# The task
Search the data for the string "marker" and extract every line where it appears.

# Records supplied
• • • • • • •
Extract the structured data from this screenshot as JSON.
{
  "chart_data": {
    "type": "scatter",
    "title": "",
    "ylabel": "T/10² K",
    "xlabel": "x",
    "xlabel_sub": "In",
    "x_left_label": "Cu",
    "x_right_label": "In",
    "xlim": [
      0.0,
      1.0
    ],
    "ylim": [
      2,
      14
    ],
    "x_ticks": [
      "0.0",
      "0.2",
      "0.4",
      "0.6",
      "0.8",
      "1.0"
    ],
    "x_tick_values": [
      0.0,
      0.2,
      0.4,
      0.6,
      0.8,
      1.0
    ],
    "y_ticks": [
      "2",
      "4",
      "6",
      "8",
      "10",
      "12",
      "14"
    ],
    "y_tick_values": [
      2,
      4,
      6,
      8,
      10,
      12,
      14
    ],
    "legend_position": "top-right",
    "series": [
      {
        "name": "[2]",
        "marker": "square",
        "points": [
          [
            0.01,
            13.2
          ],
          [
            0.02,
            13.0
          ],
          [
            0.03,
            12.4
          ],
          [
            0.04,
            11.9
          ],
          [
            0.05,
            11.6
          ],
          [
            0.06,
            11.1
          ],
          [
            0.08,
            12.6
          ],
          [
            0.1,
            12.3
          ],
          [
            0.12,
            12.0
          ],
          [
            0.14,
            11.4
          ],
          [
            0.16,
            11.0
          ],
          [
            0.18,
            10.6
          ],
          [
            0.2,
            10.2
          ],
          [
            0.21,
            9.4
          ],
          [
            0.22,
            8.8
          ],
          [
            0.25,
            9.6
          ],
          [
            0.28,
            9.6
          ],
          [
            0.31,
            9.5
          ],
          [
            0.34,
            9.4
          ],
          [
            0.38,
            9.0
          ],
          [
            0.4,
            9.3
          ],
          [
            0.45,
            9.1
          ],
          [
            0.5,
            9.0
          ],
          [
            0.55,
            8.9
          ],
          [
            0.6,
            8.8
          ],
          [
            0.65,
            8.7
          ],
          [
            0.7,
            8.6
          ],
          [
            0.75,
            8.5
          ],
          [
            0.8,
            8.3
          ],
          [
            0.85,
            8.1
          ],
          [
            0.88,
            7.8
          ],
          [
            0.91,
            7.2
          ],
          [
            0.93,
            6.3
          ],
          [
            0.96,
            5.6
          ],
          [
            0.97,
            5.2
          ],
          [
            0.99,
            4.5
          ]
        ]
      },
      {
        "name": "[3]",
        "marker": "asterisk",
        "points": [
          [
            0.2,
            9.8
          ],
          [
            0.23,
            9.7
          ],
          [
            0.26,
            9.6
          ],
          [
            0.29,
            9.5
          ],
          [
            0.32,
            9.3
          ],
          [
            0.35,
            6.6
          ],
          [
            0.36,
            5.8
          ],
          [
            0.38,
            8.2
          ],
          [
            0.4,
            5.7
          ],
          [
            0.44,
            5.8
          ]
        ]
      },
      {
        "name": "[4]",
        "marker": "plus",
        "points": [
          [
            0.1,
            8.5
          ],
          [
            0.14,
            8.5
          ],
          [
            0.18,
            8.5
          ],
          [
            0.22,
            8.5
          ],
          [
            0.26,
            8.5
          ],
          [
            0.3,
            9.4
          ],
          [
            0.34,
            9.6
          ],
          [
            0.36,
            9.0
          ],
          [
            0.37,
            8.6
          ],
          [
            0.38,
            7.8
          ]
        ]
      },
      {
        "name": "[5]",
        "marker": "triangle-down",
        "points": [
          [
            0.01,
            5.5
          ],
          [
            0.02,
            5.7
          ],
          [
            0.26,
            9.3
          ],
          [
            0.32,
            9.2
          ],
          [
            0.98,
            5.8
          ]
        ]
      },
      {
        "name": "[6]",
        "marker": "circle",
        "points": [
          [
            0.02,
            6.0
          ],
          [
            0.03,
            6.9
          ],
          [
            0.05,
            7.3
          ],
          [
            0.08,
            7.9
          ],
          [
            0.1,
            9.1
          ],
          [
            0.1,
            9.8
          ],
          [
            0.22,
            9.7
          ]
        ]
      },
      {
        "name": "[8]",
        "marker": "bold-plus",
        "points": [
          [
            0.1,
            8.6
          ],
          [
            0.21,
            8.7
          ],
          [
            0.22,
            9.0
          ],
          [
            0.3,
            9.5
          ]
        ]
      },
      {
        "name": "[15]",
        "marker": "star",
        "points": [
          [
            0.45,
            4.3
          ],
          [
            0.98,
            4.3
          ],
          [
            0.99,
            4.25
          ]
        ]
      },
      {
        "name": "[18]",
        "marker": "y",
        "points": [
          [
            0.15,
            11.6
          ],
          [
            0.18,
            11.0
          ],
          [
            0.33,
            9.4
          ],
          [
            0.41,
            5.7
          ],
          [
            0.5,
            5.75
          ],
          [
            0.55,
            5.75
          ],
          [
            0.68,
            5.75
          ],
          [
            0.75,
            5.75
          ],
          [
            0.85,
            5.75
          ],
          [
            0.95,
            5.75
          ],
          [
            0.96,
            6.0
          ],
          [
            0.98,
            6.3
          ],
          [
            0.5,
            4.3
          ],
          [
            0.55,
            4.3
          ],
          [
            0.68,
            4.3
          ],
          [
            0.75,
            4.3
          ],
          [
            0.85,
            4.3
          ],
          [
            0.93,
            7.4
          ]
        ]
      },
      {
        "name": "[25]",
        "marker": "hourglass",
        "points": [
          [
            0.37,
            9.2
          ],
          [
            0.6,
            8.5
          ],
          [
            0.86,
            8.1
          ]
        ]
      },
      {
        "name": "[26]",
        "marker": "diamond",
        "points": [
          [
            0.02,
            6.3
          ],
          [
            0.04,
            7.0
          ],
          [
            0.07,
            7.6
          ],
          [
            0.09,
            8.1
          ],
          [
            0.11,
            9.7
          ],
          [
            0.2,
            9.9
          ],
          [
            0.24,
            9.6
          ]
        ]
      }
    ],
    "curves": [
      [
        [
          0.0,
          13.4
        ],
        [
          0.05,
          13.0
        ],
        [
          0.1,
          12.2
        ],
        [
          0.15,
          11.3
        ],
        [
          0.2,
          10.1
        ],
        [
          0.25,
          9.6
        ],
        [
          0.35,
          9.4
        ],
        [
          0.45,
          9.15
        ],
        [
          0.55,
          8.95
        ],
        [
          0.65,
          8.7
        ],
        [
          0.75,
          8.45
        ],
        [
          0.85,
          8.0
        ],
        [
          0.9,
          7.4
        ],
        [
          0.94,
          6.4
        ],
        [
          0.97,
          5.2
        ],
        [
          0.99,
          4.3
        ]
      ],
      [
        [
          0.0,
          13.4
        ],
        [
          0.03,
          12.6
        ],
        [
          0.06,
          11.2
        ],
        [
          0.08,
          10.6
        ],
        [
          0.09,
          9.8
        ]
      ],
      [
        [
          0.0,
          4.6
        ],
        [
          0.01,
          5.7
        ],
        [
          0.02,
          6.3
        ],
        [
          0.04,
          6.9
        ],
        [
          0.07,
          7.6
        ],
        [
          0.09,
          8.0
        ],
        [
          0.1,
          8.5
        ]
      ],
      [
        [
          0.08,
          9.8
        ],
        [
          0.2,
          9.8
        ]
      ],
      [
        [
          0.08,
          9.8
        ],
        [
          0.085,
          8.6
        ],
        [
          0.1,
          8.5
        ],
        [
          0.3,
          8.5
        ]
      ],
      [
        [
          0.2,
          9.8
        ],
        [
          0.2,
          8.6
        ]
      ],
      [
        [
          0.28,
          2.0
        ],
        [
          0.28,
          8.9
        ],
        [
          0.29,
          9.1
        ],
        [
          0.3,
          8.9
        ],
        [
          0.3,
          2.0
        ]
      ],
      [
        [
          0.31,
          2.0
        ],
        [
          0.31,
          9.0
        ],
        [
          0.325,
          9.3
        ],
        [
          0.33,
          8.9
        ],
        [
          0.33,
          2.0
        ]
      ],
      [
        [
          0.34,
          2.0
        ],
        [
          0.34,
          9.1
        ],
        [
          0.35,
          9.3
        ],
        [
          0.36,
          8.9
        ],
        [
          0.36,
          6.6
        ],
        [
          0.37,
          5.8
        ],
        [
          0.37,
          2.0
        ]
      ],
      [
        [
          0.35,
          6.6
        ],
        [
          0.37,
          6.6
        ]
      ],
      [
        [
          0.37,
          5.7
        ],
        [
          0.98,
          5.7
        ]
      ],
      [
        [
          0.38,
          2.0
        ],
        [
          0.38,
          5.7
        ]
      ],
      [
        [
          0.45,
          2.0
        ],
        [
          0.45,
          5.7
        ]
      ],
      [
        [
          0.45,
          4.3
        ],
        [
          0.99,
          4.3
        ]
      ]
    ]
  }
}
• • • • • • •
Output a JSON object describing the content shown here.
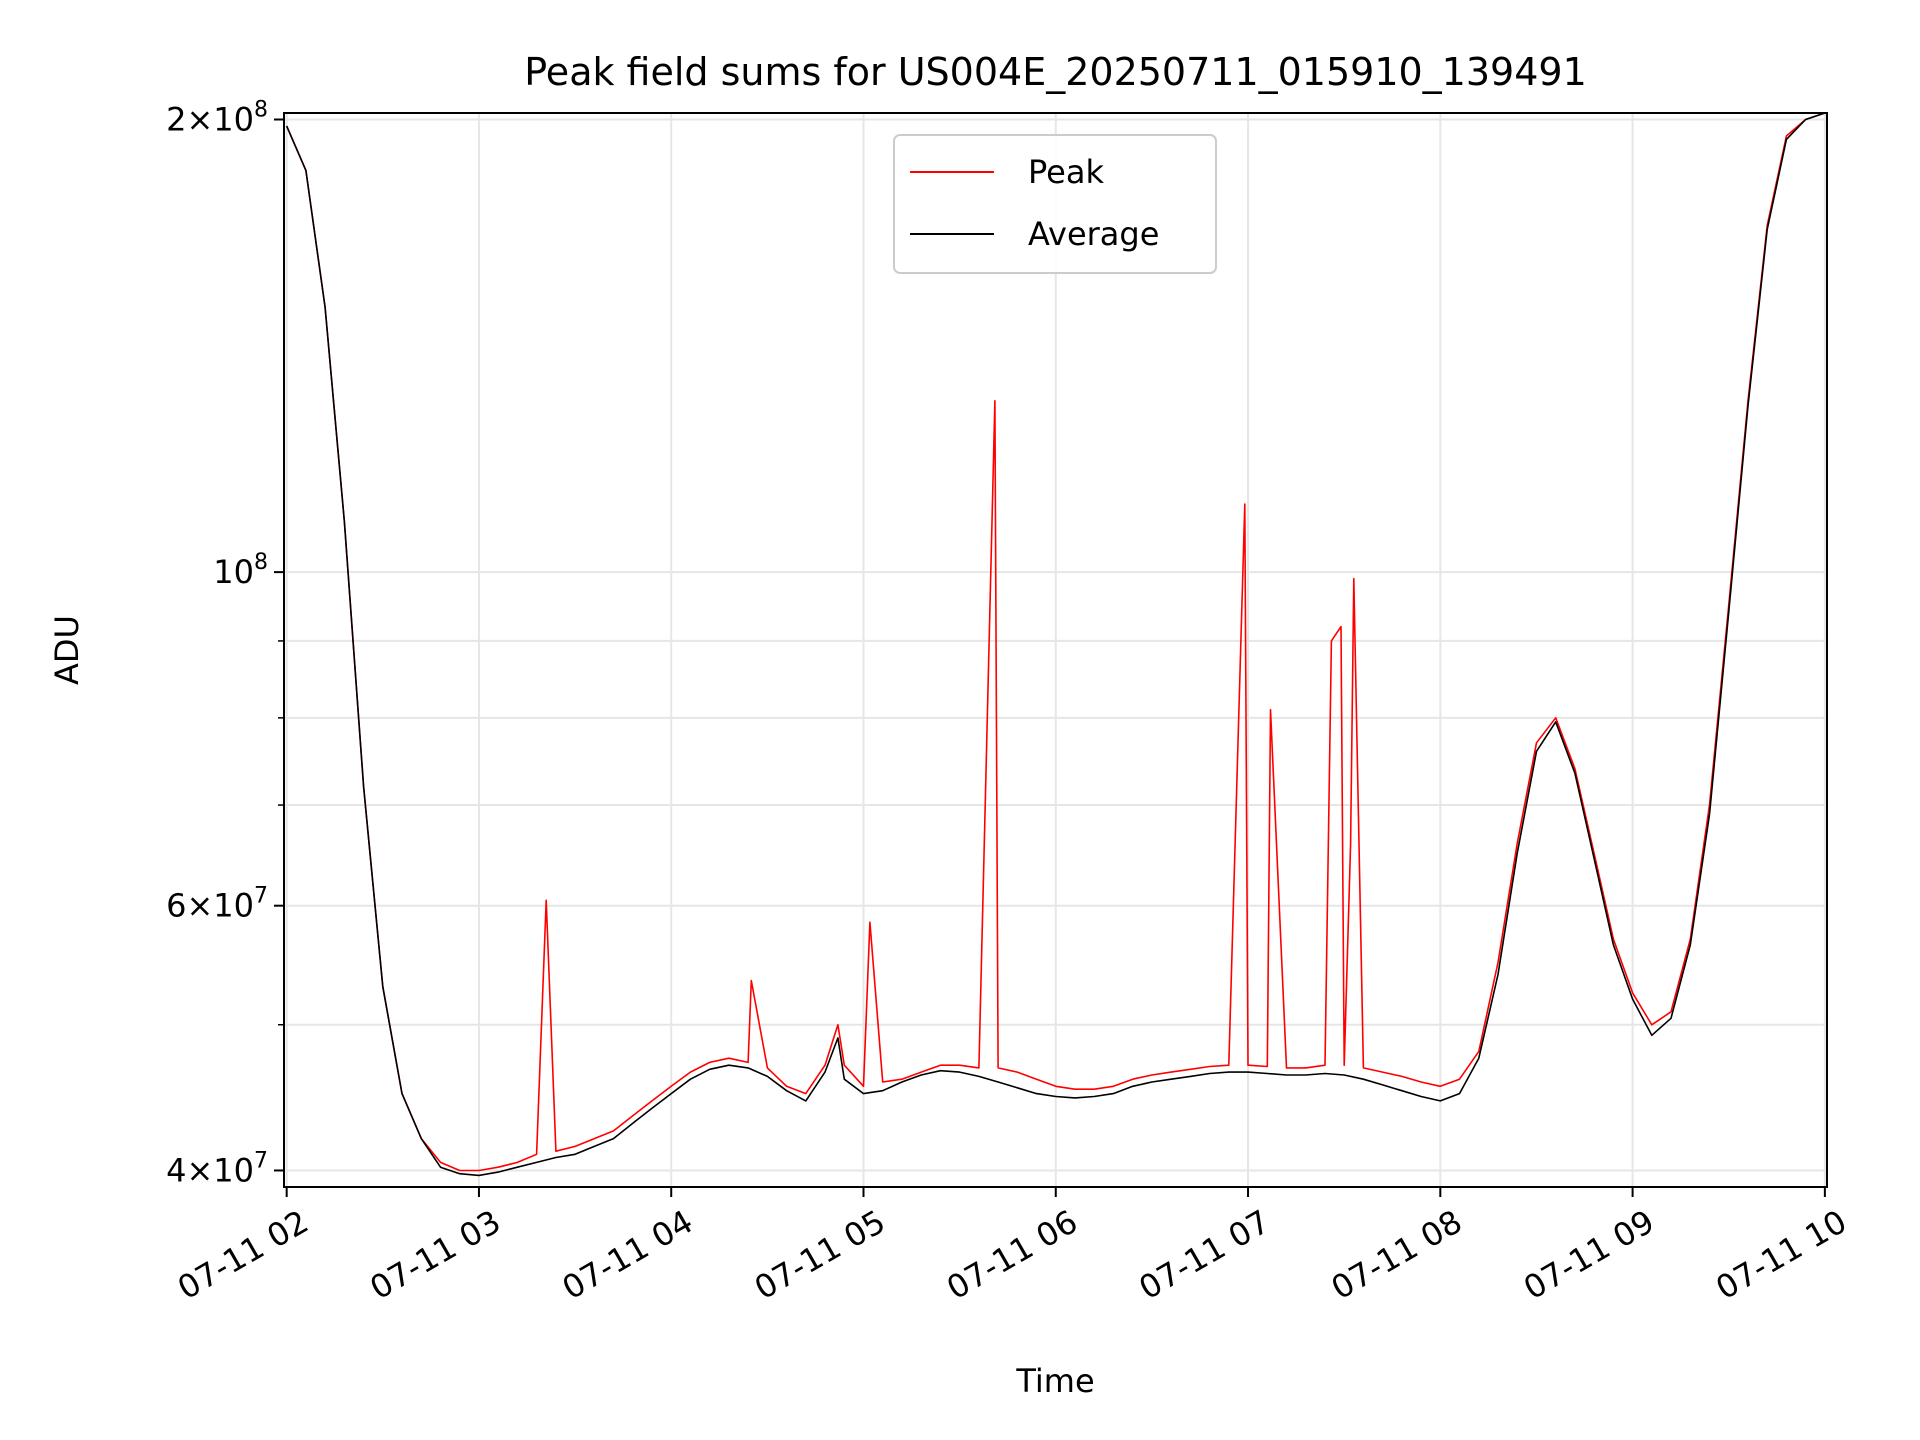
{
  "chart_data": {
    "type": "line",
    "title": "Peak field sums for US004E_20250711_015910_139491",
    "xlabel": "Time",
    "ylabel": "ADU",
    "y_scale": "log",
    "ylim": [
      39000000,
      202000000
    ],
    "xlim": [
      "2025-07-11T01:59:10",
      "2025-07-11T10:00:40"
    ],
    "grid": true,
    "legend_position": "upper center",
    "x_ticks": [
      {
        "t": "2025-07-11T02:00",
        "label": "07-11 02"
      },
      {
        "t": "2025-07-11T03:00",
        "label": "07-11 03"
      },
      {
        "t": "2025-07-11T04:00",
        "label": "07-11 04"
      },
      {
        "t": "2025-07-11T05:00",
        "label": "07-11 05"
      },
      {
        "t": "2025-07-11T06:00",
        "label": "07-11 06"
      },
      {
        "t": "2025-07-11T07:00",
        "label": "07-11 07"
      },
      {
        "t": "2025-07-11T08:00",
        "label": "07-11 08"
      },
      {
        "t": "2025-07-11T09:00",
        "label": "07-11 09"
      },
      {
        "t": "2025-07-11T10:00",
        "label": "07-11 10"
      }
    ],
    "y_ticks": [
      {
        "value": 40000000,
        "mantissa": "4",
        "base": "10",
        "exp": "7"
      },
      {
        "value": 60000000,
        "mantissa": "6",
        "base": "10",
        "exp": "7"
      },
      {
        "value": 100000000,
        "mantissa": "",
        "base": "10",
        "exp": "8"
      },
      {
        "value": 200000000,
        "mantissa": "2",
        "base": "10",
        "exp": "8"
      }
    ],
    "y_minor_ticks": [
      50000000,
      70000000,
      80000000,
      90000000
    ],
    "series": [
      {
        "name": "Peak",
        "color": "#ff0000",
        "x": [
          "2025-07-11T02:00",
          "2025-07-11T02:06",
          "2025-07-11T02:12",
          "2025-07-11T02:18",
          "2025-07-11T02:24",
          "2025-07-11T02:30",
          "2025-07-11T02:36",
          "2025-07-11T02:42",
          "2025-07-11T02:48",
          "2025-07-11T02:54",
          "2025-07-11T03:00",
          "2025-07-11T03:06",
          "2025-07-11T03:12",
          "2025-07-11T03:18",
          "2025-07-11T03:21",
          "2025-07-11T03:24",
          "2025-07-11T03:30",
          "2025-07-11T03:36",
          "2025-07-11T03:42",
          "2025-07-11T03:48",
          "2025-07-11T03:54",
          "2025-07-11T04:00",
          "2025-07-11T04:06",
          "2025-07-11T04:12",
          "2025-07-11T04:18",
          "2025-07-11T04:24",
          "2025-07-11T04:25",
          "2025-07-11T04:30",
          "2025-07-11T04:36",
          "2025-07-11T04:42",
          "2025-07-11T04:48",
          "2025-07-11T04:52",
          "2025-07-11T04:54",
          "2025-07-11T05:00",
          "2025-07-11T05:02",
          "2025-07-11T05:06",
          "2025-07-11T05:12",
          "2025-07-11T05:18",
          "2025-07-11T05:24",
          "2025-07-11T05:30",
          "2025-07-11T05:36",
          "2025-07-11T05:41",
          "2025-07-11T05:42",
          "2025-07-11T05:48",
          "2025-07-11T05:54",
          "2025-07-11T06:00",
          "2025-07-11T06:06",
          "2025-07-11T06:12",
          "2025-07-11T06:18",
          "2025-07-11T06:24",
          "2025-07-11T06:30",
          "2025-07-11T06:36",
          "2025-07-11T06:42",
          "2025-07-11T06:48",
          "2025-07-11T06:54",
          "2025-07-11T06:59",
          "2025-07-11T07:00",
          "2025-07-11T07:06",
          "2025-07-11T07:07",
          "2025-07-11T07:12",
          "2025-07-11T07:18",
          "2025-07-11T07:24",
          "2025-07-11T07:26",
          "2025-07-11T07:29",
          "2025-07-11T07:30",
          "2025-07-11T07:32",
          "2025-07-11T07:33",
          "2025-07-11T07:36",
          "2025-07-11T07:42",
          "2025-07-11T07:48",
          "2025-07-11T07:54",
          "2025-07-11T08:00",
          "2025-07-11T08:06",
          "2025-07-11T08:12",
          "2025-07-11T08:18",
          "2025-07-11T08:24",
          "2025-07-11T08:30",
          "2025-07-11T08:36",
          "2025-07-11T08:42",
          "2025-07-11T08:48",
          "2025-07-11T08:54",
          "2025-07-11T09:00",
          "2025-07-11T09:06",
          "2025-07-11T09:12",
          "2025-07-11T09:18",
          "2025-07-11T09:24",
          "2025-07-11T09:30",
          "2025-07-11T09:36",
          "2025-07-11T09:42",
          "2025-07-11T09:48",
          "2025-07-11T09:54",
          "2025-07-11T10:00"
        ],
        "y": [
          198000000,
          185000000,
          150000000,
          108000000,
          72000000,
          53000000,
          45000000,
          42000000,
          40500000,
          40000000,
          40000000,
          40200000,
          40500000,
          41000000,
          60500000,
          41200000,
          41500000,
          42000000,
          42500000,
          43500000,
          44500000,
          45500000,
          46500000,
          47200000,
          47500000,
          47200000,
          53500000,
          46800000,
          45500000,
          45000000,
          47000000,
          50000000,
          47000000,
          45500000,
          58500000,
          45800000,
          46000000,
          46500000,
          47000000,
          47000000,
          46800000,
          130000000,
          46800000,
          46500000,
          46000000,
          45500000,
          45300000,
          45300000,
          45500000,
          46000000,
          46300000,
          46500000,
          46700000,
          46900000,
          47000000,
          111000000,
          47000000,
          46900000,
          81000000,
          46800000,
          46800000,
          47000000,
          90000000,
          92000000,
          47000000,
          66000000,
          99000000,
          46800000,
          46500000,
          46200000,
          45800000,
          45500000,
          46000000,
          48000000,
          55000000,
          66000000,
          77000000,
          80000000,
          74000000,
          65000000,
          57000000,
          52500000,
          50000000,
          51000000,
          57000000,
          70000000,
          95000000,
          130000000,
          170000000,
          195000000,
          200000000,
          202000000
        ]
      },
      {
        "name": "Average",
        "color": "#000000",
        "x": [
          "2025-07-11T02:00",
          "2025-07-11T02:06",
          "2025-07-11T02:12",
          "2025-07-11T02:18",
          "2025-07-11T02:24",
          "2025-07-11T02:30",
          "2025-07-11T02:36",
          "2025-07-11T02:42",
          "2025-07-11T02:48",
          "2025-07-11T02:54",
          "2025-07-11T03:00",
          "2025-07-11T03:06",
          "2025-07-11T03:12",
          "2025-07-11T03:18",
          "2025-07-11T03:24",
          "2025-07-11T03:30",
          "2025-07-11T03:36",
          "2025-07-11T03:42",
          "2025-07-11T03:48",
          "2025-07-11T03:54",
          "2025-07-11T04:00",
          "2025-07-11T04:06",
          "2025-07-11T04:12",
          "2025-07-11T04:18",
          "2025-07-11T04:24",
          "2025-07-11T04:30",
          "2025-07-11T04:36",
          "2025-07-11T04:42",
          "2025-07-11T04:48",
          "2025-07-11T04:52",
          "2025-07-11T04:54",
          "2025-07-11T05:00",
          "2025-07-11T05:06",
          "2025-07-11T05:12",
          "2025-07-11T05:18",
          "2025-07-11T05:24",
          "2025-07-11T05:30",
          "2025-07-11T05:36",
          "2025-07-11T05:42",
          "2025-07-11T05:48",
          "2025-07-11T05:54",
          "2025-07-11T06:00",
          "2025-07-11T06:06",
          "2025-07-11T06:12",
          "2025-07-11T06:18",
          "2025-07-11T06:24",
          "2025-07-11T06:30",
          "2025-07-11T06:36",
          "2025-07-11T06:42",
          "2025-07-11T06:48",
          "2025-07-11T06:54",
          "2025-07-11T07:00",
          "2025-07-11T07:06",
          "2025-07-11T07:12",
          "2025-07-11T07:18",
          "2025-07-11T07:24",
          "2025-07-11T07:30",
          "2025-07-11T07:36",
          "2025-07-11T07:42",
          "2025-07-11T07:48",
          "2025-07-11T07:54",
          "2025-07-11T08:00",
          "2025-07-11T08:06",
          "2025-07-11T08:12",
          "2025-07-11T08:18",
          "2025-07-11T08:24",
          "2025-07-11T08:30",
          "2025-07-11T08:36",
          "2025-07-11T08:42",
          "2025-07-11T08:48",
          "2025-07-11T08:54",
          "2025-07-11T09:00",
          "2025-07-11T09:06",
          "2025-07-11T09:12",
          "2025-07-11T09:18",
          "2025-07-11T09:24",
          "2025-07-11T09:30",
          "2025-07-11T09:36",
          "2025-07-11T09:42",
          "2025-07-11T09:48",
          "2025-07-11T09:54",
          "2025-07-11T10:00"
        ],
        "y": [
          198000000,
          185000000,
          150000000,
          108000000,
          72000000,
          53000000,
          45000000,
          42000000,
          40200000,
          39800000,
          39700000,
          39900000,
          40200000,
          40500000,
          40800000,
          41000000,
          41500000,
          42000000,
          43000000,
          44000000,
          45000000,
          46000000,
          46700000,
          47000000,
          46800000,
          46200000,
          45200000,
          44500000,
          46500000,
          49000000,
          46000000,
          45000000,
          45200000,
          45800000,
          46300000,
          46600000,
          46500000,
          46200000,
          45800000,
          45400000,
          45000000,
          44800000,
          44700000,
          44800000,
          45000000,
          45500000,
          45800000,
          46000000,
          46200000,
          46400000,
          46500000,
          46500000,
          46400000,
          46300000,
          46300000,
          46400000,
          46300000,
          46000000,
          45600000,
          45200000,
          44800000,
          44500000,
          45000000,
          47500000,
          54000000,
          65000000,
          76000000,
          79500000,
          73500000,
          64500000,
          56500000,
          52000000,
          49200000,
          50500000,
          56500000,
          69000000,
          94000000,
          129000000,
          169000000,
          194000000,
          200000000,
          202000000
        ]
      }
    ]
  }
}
• • • • • • •
# Answer below
        "marker": "square",
        "marker": "asterisk",
        "marker": "plus",
        "marker": "triangle-down",
        "marker": "circle",
        "marker": "bold-plus",
        "marker": "star",
        "marker": "y",
        "marker": "hourglass",
        "marker": "diamond",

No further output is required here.